# SET PROBLEM
Return, word for word, every line that follows.

Collection entries

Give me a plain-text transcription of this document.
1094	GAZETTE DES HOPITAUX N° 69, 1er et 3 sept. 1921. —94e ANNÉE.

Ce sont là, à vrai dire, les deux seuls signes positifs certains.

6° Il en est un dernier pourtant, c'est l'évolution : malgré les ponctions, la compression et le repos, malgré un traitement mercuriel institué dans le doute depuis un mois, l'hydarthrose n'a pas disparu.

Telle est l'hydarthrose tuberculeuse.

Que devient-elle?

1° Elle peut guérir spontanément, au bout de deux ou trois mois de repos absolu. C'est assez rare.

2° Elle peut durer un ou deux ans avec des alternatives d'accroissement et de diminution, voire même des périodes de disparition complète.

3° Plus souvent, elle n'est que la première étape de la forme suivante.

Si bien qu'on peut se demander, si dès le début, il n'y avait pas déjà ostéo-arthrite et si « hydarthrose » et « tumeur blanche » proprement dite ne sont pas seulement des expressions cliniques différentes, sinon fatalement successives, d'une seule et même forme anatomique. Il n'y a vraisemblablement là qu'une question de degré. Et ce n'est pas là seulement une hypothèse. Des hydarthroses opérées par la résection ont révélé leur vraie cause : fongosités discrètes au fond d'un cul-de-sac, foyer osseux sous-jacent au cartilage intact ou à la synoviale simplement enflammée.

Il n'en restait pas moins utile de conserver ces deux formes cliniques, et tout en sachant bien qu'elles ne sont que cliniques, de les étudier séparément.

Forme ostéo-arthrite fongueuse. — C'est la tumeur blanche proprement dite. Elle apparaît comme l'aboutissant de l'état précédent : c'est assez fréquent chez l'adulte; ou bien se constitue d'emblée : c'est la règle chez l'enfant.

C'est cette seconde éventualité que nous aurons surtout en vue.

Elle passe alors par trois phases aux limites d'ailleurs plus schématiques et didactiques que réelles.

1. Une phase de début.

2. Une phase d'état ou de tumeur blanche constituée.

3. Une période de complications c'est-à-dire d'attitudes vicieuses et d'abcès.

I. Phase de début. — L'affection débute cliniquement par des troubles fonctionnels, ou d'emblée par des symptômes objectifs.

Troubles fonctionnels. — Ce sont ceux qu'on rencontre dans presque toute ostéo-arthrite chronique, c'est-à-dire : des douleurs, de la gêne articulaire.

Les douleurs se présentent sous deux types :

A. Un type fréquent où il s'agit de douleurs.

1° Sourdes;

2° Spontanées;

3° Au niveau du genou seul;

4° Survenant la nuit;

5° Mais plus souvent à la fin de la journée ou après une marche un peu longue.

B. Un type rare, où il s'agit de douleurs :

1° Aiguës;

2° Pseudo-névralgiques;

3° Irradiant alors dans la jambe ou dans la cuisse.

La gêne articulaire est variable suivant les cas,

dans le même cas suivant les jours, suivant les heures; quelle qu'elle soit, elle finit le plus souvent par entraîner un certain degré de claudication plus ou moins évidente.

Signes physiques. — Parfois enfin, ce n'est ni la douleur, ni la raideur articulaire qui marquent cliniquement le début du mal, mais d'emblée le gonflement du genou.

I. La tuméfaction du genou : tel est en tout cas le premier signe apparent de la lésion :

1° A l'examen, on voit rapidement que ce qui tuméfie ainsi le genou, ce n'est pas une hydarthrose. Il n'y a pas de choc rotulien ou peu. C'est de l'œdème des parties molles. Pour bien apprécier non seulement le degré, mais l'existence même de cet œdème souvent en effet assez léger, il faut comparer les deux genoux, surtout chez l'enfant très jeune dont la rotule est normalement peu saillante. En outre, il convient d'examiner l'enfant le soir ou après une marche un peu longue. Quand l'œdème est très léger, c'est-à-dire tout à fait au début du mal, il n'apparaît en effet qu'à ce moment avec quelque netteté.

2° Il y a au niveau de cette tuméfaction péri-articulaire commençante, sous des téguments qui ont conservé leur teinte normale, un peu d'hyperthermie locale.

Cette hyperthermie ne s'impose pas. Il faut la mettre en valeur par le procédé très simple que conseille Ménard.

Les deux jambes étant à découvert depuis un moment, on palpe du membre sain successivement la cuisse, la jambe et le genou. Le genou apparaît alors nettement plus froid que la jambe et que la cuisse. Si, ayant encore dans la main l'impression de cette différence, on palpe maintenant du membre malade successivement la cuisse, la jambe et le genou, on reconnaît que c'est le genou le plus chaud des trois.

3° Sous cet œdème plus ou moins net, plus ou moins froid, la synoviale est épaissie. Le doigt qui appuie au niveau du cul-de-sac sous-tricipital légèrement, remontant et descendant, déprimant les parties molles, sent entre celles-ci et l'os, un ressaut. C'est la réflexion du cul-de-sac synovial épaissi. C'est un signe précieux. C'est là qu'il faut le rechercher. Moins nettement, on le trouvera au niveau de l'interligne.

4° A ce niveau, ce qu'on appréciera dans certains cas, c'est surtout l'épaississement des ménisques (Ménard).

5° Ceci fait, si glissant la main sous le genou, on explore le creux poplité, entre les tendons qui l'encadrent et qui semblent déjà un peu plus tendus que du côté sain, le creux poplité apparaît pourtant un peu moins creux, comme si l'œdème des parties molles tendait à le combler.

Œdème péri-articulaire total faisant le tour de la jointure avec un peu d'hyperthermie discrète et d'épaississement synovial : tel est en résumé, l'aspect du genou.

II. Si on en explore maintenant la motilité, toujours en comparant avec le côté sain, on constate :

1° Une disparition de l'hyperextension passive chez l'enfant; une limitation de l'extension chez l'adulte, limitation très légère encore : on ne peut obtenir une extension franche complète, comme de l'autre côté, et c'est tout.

# SOLVED EXERCISE
Give me a plain-text transcription of this document.
1094	GAZETTE DES HOPITAUX N° 69, 1er et 3 sept. 1921. —94e ANNÉE.

Ce sont là, à vrai dire, les deux seuls signes positifs certains.

6° Il en est un dernier pourtant, c'est l'évolution : malgré les ponctions, la compression et le repos, malgré un traitement mercuriel institué dans le doute depuis un mois, l'hydarthrose n'a pas disparu.

Telle est l'hydarthrose tuberculeuse.

Que devient-elle?

1° Elle peut guérir spontanément, au bout de deux ou trois mois de repos absolu. C'est assez rare.

2° Elle peut durer un ou deux ans avec des alternatives d'accroissement et de diminution, voire même des périodes de disparition complète.

3° Plus souvent, elle n'est que la première étape de la forme suivante.

Si bien qu'on peut se demander, si dès le début, il n'y avait pas déjà ostéo-arthrite et si « hydarthrose » et « tumeur blanche » proprement dite ne sont pas seulement des expressions cliniques différentes, sinon fatalement successives, d'une seule et même forme anatomique. Il n'y a vraisemblablement là qu'une question de degré. Et ce n'est pas là seulement une hypothèse. Des hydarthroses opérées par la résection ont révélé leur vraie cause : fongosités discrètes au fond d'un cul-de-sac, foyer osseux sous-jacent au cartilage intact ou à la synoviale simplement enflammée.

Il n'en restait pas moins utile de conserver ces deux formes cliniques, et tout en sachant bien qu'elles ne sont que cliniques, de les étudier séparément.

Forme ostéo-arthrite fongueuse. — C'est la tumeur blanche proprement dite. Elle apparaît comme l'aboutissant de l'état précédent : c'est assez fréquent chez l'adulte; ou bien se constitue d'emblée : c'est la règle chez l'enfant.

C'est cette seconde éventualité que nous aurons surtout en vue.

Elle passe alors par trois phases aux limites d'ailleurs plus schématiques et didactiques que réelles.

1. Une phase de début.

2. Une phase d'état ou de tumeur blanche constituée.

3. Une période de complications c'est-à-dire d'attitudes vicieuses et d'abcès.

I. Phase de début. — L'affection débute cliniquement par des troubles fonctionnels, ou d'emblée par des symptômes objectifs.

Troubles fonctionnels. — Ce sont ceux qu'on rencontre dans presque toute ostéo-arthrite chronique, c'est-à-dire : des douleurs, de la gêne articulaire.

Les douleurs se présentent sous deux types :

A. Un type fréquent où il s'agit de douleurs.

1° Sourdes;

2° Spontanées;

3° Au niveau du genou seul;

4° Survenant la nuit;

5° Mais plus souvent à la fin de la journée ou après une marche un peu longue.

B. Un type rare, où il s'agit de douleurs :

1° Aiguës;

2° Pseudo-névralgiques;

3° Irradiant alors dans la jambe ou dans la cuisse.

La gêne articulaire est variable suivant les cas,

dans le même cas suivant les jours, suivant les heures; quelle qu'elle soit, elle finit le plus souvent par entraîner un certain degré de claudication plus ou moins évidente.

Signes physiques. — Parfois enfin, ce n'est ni la douleur, ni la raideur articulaire qui marquent cliniquement le début du mal, mais d'emblée le gonflement du genou.

I. La tuméfaction du genou : tel est en tout cas le premier signe apparent de la lésion :

1° A l'examen, on voit rapidement que ce qui tuméfie ainsi le genou, ce n'est pas une hydarthrose. Il n'y a pas de choc rotulien ou peu. C'est de l'œdème des parties molles. Pour bien apprécier non seulement le degré, mais l'existence même de cet œdème souvent en effet assez léger, il faut comparer les deux genoux, surtout chez l'enfant très jeune dont la rotule est normalement peu saillante. En outre, il convient d'examiner l'enfant le soir ou après une marche un peu longue. Quand l'œdème est très léger, c'est-à-dire tout à fait au début du mal, il n'apparaît en effet qu'à ce moment avec quelque netteté.

2° Il y a au niveau de cette tuméfaction péri-articulaire commençante, sous des téguments qui ont conservé leur teinte normale, un peu d'hyperthermie locale.

Cette hyperthermie ne s'impose pas. Il faut la mettre en valeur par le procédé très simple que conseille Ménard.

Les deux jambes étant à découvert depuis un moment, on palpe du membre sain successivement la cuisse, la jambe et le genou. Le genou apparaît alors nettement plus froid que la jambe et que la cuisse. Si, ayant encore dans la main l'impression de cette différence, on palpe maintenant du membre malade successivement la cuisse, la jambe et le genou, on reconnaît que c'est le genou le plus chaud des trois.

3° Sous cet œdème plus ou moins net, plus ou moins froid, la synoviale est épaissie. Le doigt qui appuie au niveau du cul-de-sac sous-tricipital légèrement, remontant et descendant, déprimant les parties molles, sent entre celles-ci et l'os, un ressaut. C'est la réflexion du cul-de-sac synovial épaissi. C'est un signe précieux. C'est là qu'il faut le rechercher. Moins nettement, on le trouvera au niveau de l'interligne.

4° A ce niveau, ce qu'on appréciera dans certains cas, c'est surtout l'épaississement des ménisques (Ménard).

5° Ceci fait, si glissant la main sous le genou, on explore le creux poplité, entre les tendons qui l'encadrent et qui semblent déjà un peu plus tendus que du côté sain, le creux poplité apparaît pourtant un peu moins creux, comme si l'œdème des parties molles tendait à le combler.

Œdème péri-articulaire total faisant le tour de la jointure avec un peu d'hyperthermie discrète et d'épaississement synovial : tel est en résumé, l'aspect du genou.

II. Si on en explore maintenant la motilité, toujours en comparant avec le côté sain, on constate :

1° Une disparition de l'hyperextension passive chez l'enfant; une limitation de l'extension chez l'adulte, limitation très légère encore : on ne peut obtenir une extension franche complète, comme de l'autre côté, et c'est tout.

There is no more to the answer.